### WHAT YOU WILL DO
Find every line with the word "díjszabási" and report how many there are, without any other text.

Recorded data

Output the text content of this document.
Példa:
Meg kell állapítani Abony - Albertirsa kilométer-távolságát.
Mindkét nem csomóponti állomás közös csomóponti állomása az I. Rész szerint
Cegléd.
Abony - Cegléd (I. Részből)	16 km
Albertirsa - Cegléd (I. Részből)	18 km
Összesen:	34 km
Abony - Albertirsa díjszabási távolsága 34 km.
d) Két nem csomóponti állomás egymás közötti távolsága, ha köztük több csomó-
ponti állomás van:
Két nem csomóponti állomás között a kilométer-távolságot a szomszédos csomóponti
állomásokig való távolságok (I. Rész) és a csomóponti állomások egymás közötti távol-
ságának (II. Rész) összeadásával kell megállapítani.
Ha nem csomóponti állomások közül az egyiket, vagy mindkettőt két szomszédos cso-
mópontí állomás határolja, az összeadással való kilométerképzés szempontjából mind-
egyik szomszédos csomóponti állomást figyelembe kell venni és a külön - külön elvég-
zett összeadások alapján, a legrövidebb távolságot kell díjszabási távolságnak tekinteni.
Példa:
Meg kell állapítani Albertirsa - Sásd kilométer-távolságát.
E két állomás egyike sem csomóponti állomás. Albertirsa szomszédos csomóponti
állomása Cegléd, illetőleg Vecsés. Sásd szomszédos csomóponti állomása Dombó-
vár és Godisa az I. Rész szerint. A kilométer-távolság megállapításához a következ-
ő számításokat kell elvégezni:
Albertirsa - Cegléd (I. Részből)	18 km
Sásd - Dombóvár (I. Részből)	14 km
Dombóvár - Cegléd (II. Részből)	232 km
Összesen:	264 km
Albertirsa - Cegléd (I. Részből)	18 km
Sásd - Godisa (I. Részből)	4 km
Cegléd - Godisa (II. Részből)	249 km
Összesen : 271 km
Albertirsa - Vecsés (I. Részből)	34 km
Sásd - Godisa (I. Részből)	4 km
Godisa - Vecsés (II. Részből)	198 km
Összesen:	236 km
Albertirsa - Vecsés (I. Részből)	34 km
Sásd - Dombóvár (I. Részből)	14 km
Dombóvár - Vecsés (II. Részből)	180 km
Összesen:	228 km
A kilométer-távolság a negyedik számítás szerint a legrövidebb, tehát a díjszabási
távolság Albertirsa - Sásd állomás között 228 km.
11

### WRITTEN RESPONSE
3